--- Begin ---

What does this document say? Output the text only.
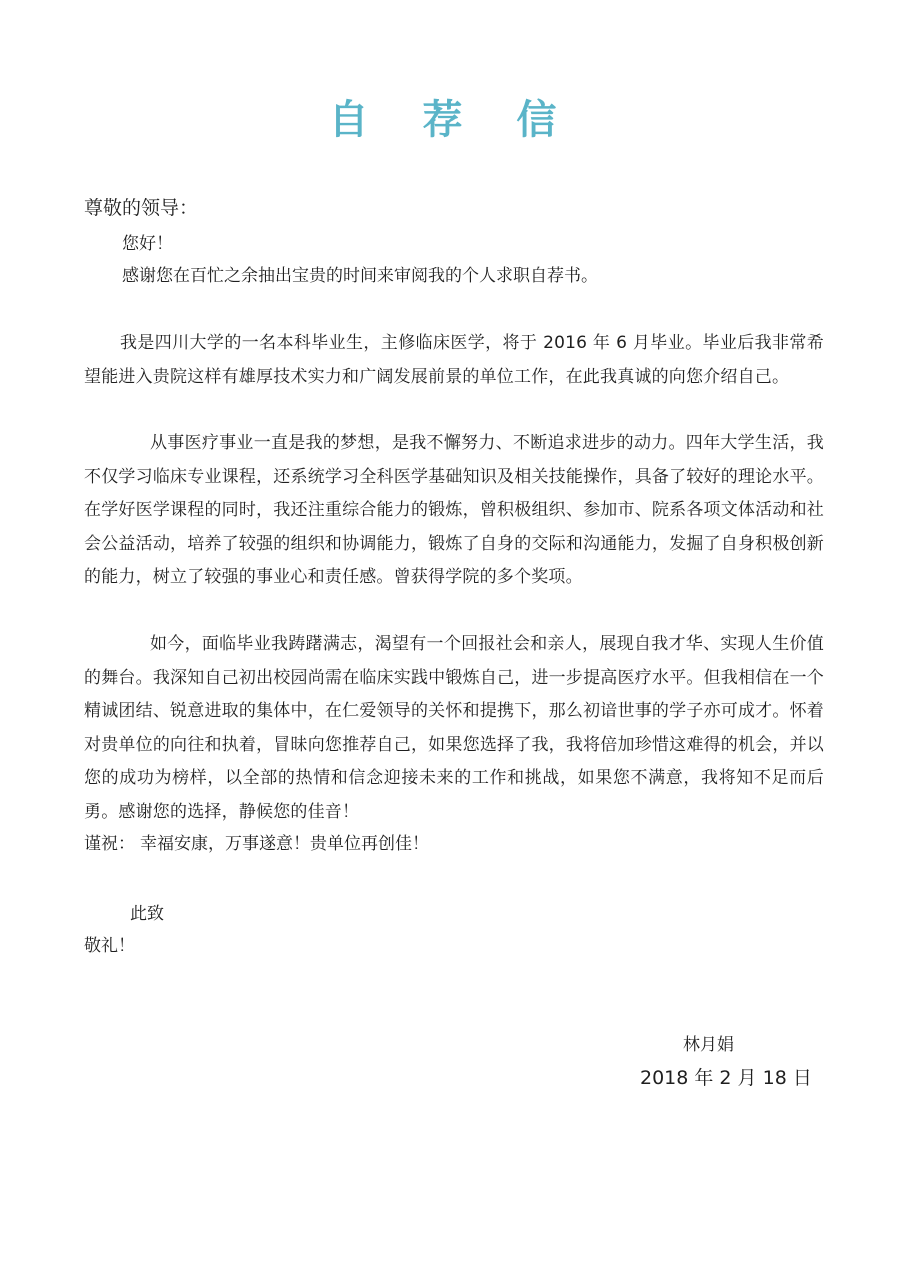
自 荐 信
尊敬的领导：
您好！
感谢您在百忙之余抽出宝贵的时间来审阅我的个人求职自荐书。
我是四川大学的一名本科毕业生，主修临床医学，将于 2016 年 6 月毕业。毕业后我非常希望能进入贵院这样有雄厚技术实力和广阔发展前景的单位工作，在此我真诚的向您介绍自己。
从事医疗事业一直是我的梦想，是我不懈努力、不断追求进步的动力。四年大学生活，我不仅学习临床专业课程，还系统学习全科医学基础知识及相关技能操作，具备了较好的理论水平。在学好医学课程的同时，我还注重综合能力的锻炼，曾积极组织、参加市、院系各项文体活动和社会公益活动，培养了较强的组织和协调能力，锻炼了自身的交际和沟通能力，发掘了自身积极创新的能力，树立了较强的事业心和责任感。曾获得学院的多个奖项。
如今，面临毕业我踌躇满志，渴望有一个回报社会和亲人，展现自我才华、实现人生价值的舞台。我深知自己初出校园尚需在临床实践中锻炼自己，进一步提高医疗水平。但我相信在一个精诚团结、锐意进取的集体中，在仁爱领导的关怀和提携下，那么初谙世事的学子亦可成才。怀着对贵单位的向往和执着，冒昧向您推荐自己，如果您选择了我，我将倍加珍惜这难得的机会，并以您的成功为榜样，以全部的热情和信念迎接未来的工作和挑战，如果您不满意，我将知不足而后勇。感谢您的选择，静候您的佳音！
谨祝： 幸福安康，万事遂意！贵单位再创佳！
此致
敬礼！
林月娟
2018 年 2 月 18 日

--- End ---

### Work to do
Reproduce the data above in full, exactly as it is, with the pictures left out.

### Output for this exercise
What does this document say? Output the text only.
自 荐 信
尊敬的领导：
您好！
感谢您在百忙之余抽出宝贵的时间来审阅我的个人求职自荐书。
我是四川大学的一名本科毕业生，主修临床医学，将于 2016 年 6 月毕业。毕业后我非常希望能进入贵院这样有雄厚技术实力和广阔发展前景的单位工作，在此我真诚的向您介绍自己。
从事医疗事业一直是我的梦想，是我不懈努力、不断追求进步的动力。四年大学生活，我不仅学习临床专业课程，还系统学习全科医学基础知识及相关技能操作，具备了较好的理论水平。在学好医学课程的同时，我还注重综合能力的锻炼，曾积极组织、参加市、院系各项文体活动和社会公益活动，培养了较强的组织和协调能力，锻炼了自身的交际和沟通能力，发掘了自身积极创新的能力，树立了较强的事业心和责任感。曾获得学院的多个奖项。
如今，面临毕业我踌躇满志，渴望有一个回报社会和亲人，展现自我才华、实现人生价值的舞台。我深知自己初出校园尚需在临床实践中锻炼自己，进一步提高医疗水平。但我相信在一个精诚团结、锐意进取的集体中，在仁爱领导的关怀和提携下，那么初谙世事的学子亦可成才。怀着对贵单位的向往和执着，冒昧向您推荐自己，如果您选择了我，我将倍加珍惜这难得的机会，并以您的成功为榜样，以全部的热情和信念迎接未来的工作和挑战，如果您不满意，我将知不足而后勇。感谢您的选择，静候您的佳音！
谨祝： 幸福安康，万事遂意！贵单位再创佳！
此致
敬礼！
林月娟
2018 年 2 月 18 日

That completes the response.